───── MATERIAL FOR THIS EXERCISE

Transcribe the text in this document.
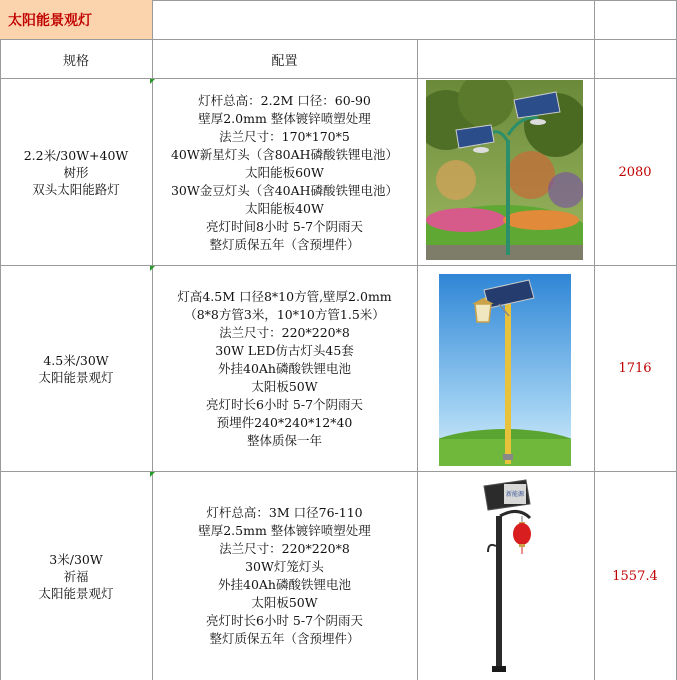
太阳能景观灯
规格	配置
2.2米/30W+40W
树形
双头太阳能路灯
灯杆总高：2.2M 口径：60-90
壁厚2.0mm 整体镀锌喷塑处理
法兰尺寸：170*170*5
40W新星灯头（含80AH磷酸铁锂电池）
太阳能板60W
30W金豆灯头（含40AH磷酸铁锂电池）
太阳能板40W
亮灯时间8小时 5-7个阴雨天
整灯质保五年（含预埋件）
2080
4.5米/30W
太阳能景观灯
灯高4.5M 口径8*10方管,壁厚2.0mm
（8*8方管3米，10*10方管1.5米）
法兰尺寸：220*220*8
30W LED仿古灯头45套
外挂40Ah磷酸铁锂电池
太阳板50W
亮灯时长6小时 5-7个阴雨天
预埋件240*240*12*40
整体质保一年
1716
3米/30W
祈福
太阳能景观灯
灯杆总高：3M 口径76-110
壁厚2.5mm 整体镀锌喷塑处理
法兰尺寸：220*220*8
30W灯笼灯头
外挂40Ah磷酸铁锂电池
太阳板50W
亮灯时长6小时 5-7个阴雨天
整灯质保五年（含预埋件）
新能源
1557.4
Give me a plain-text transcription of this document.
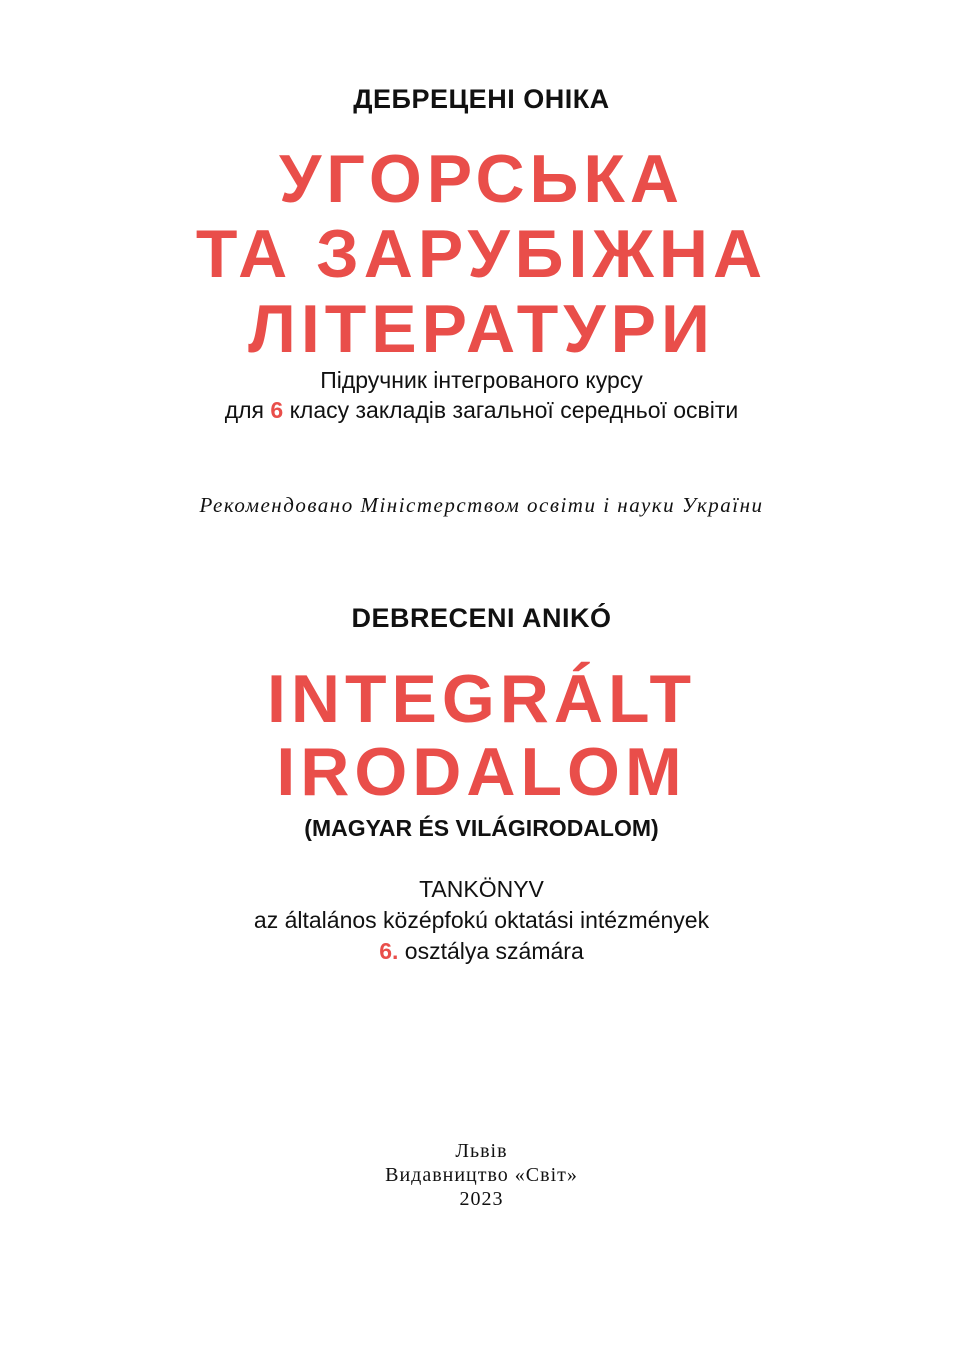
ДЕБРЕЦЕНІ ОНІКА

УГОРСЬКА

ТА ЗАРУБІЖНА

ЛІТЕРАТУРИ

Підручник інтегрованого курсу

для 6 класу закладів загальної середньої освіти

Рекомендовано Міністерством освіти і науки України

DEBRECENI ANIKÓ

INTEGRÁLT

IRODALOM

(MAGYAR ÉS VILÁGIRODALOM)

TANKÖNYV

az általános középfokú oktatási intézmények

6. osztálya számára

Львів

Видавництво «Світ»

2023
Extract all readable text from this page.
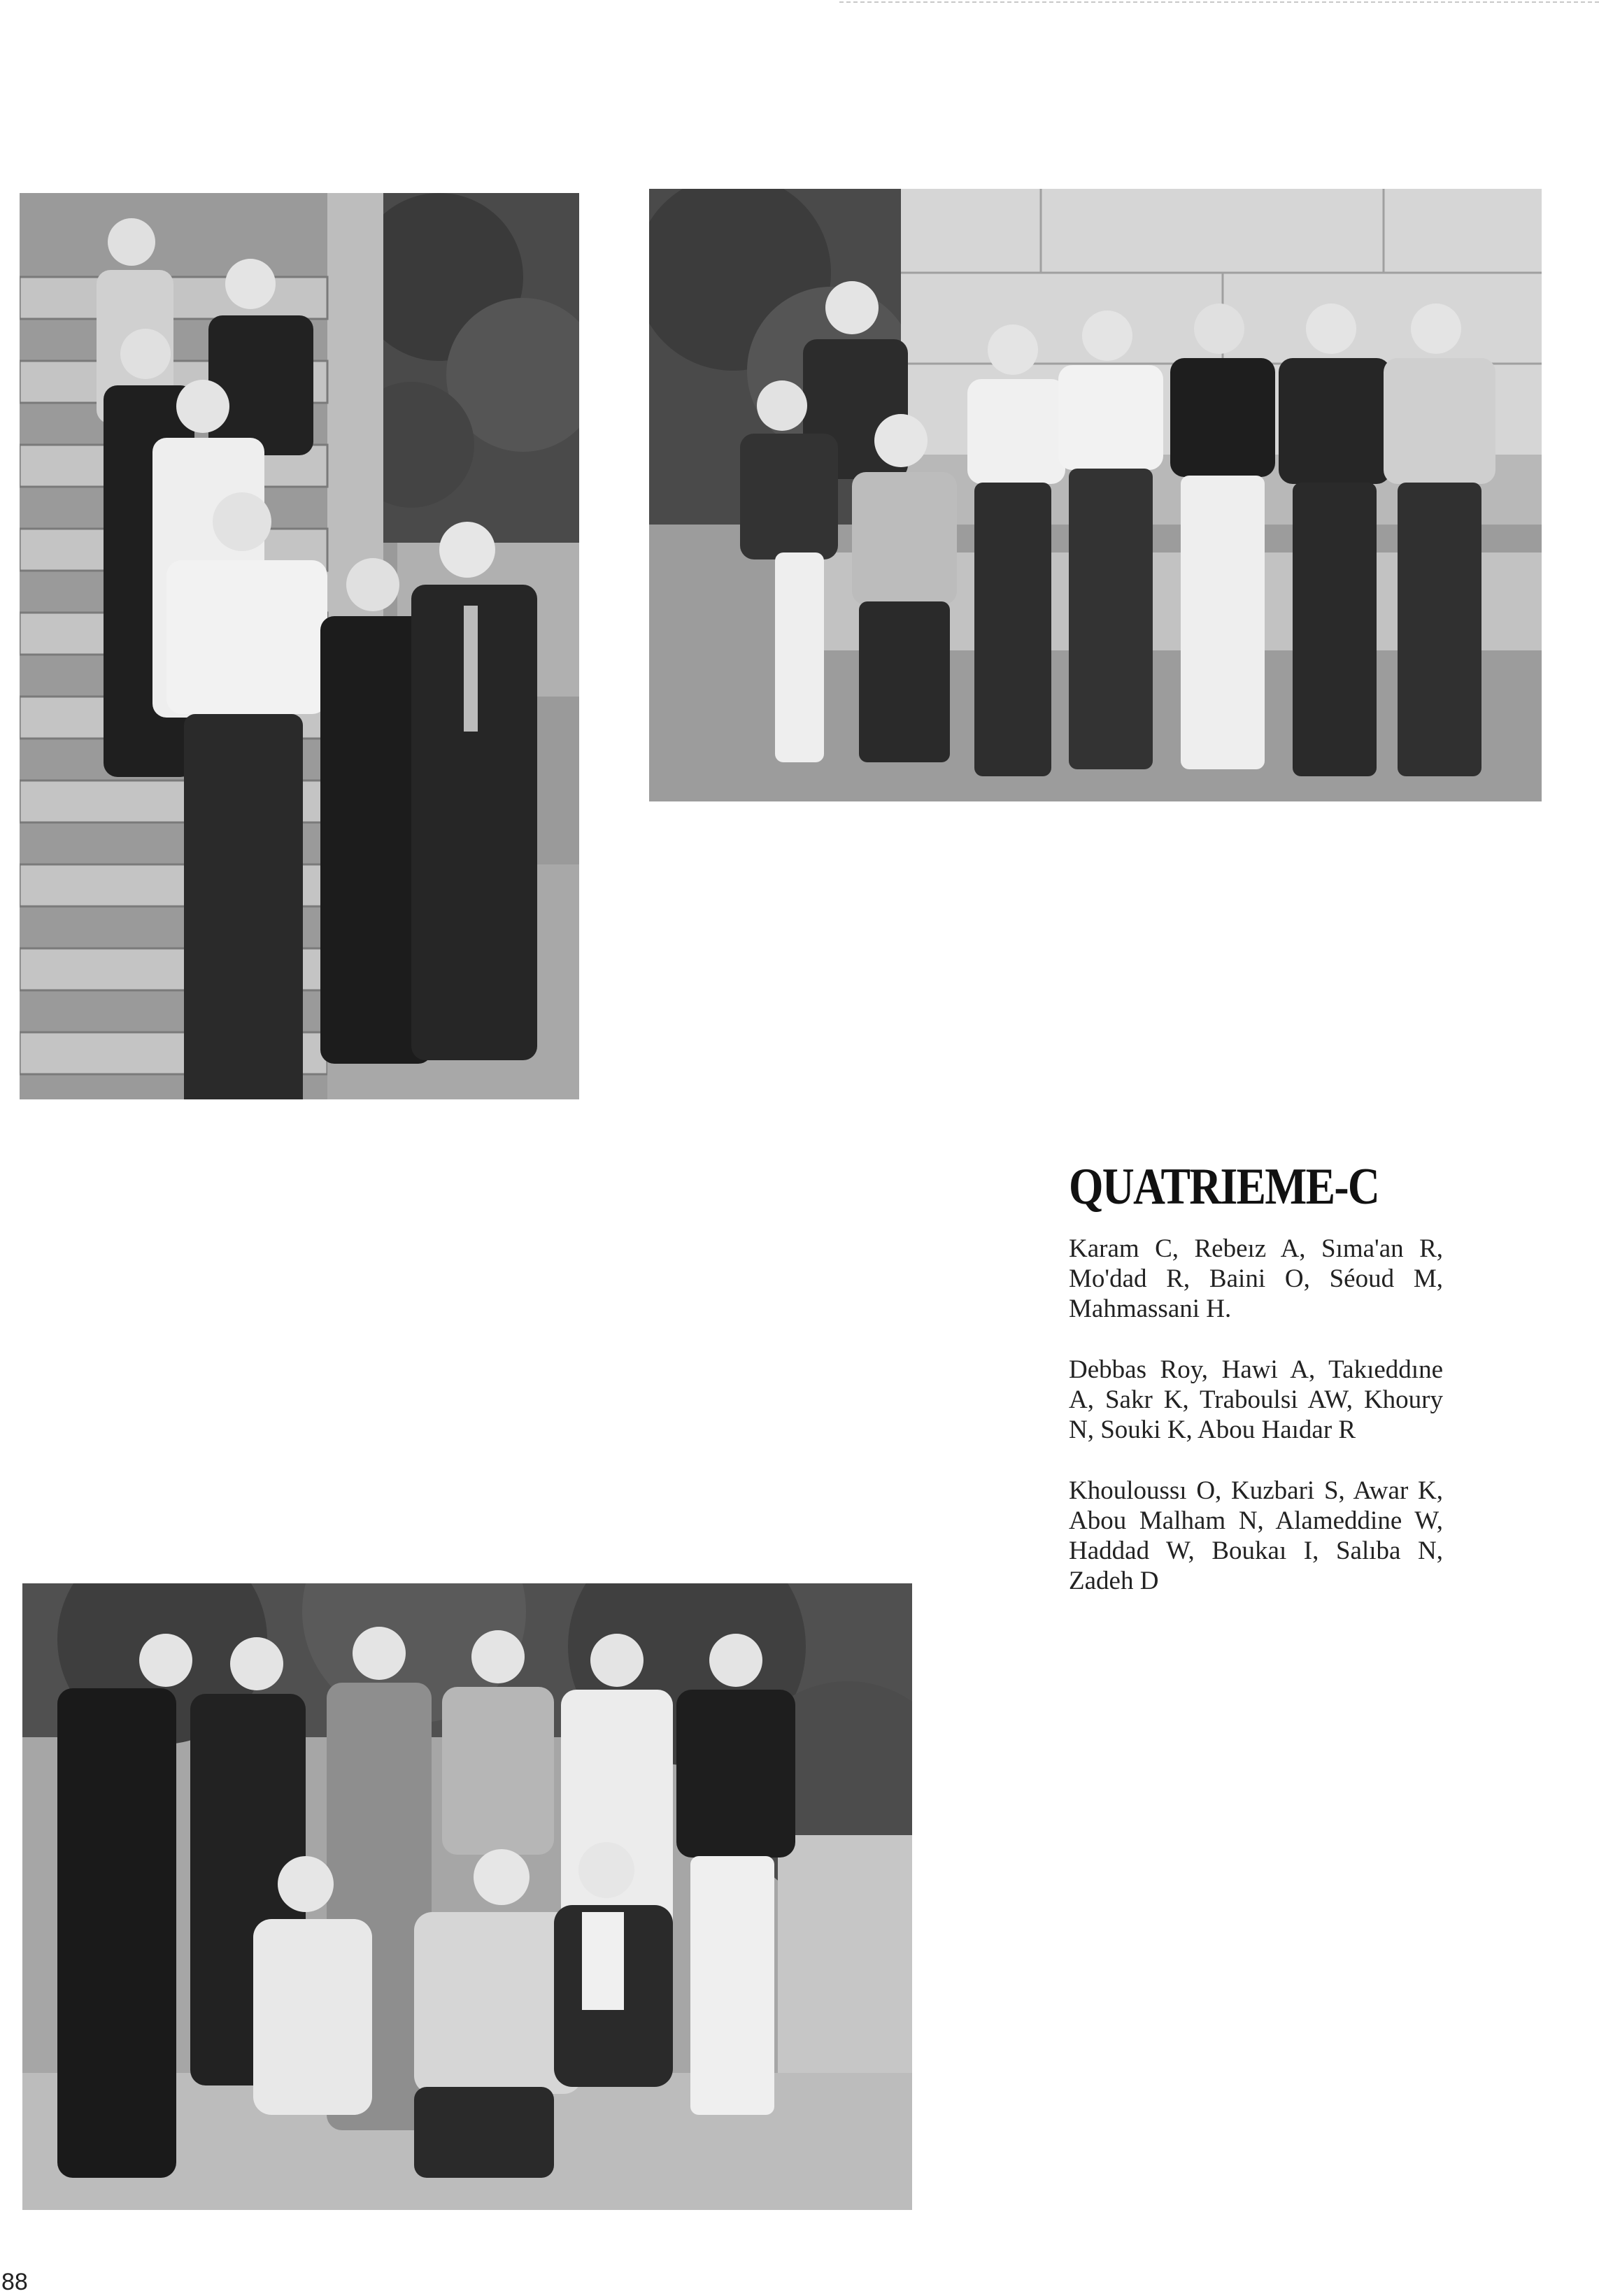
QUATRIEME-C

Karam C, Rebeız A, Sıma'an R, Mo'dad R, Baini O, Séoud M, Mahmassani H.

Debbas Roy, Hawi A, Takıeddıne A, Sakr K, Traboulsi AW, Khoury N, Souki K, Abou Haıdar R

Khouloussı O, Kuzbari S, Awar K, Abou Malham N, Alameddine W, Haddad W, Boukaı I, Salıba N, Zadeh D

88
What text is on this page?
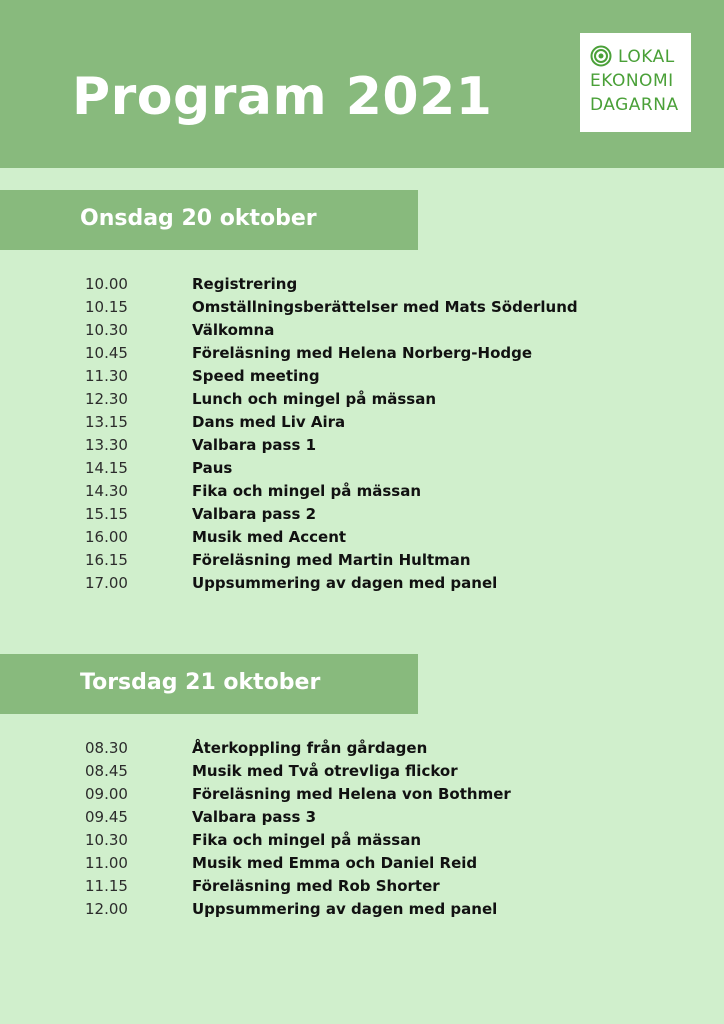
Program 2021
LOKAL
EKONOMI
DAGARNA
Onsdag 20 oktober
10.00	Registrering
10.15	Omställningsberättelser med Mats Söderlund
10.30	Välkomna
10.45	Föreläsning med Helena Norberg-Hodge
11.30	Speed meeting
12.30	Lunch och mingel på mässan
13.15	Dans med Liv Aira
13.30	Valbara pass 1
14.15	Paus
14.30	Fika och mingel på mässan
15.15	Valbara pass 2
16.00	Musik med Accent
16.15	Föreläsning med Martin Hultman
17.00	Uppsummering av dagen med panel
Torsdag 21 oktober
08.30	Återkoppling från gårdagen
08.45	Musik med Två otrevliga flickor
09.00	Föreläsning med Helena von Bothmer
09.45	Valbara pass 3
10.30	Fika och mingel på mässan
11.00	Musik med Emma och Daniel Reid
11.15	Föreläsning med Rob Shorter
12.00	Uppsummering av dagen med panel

──────────

• [TASK BRIEF]: Using the material above, set down every line exactly, but skip the pictures.

• [CORRECT RESULT]:
Transcribe the text in this document.
太阳能景观灯
规格	配置
2.2米/30W+40W
树形
双头太阳能路灯
灯杆总高：2.2M 口径：60-90
壁厚2.0mm 整体镀锌喷塑处理
法兰尺寸：170*170*5
40W新星灯头（含80AH磷酸铁锂电池）
太阳能板60W
30W金豆灯头（含40AH磷酸铁锂电池）
太阳能板40W
亮灯时间8小时 5-7个阴雨天
整灯质保五年（含预埋件）
2080
4.5米/30W
太阳能景观灯
灯高4.5M 口径8*10方管,壁厚2.0mm
（8*8方管3米，10*10方管1.5米）
法兰尺寸：220*220*8
30W LED仿古灯头45套
外挂40Ah磷酸铁锂电池
太阳板50W
亮灯时长6小时 5-7个阴雨天
预埋件240*240*12*40
整体质保一年
1716
3米/30W
祈福
太阳能景观灯
灯杆总高：3M 口径76-110
壁厚2.5mm 整体镀锌喷塑处理
法兰尺寸：220*220*8
30W灯笼灯头
外挂40Ah磷酸铁锂电池
太阳板50W
亮灯时长6小时 5-7个阴雨天
整灯质保五年（含预埋件）
新能源
1557.4
Give me a plain-text transcription of this document.
ДЕБРЕЦЕНІ ОНІКА

УГОРСЬКА

ТА ЗАРУБІЖНА

ЛІТЕРАТУРИ

Підручник інтегрованого курсу

для 6 класу закладів загальної середньої освіти

Рекомендовано Міністерством освіти і науки України

DEBRECENI ANIKÓ

INTEGRÁLT

IRODALOM

(MAGYAR ÉS VILÁGIRODALOM)

TANKÖNYV

az általános középfokú oktatási intézmények

6. osztálya számára

Львів

Видавництво «Світ»

2023
Extract all readable text from this page.
QUATRIEME-C

Karam C, Rebeız A, Sıma'an R, Mo'dad R, Baini O, Séoud M, Mahmassani H.

Debbas Roy, Hawi A, Takıeddıne A, Sakr K, Traboulsi AW, Khoury N, Souki K, Abou Haıdar R

Khouloussı O, Kuzbari S, Awar K, Abou Malham N, Alameddine W, Haddad W, Boukaı I, Salıba N, Zadeh D

88
What text is on this page?
Program 2021
LOKAL
EKONOMI
DAGARNA
Onsdag 20 oktober
10.00	Registrering
10.15	Omställningsberättelser med Mats Söderlund
10.30	Välkomna
10.45	Föreläsning med Helena Norberg-Hodge
11.30	Speed meeting
12.30	Lunch och mingel på mässan
13.15	Dans med Liv Aira
13.30	Valbara pass 1
14.15	Paus
14.30	Fika och mingel på mässan
15.15	Valbara pass 2
16.00	Musik med Accent
16.15	Föreläsning med Martin Hultman
17.00	Uppsummering av dagen med panel
Torsdag 21 oktober
08.30	Återkoppling från gårdagen
08.45	Musik med Två otrevliga flickor
09.00	Föreläsning med Helena von Bothmer
09.45	Valbara pass 3
10.30	Fika och mingel på mässan
11.00	Musik med Emma och Daniel Reid
11.15	Föreläsning med Rob Shorter
12.00	Uppsummering av dagen med panel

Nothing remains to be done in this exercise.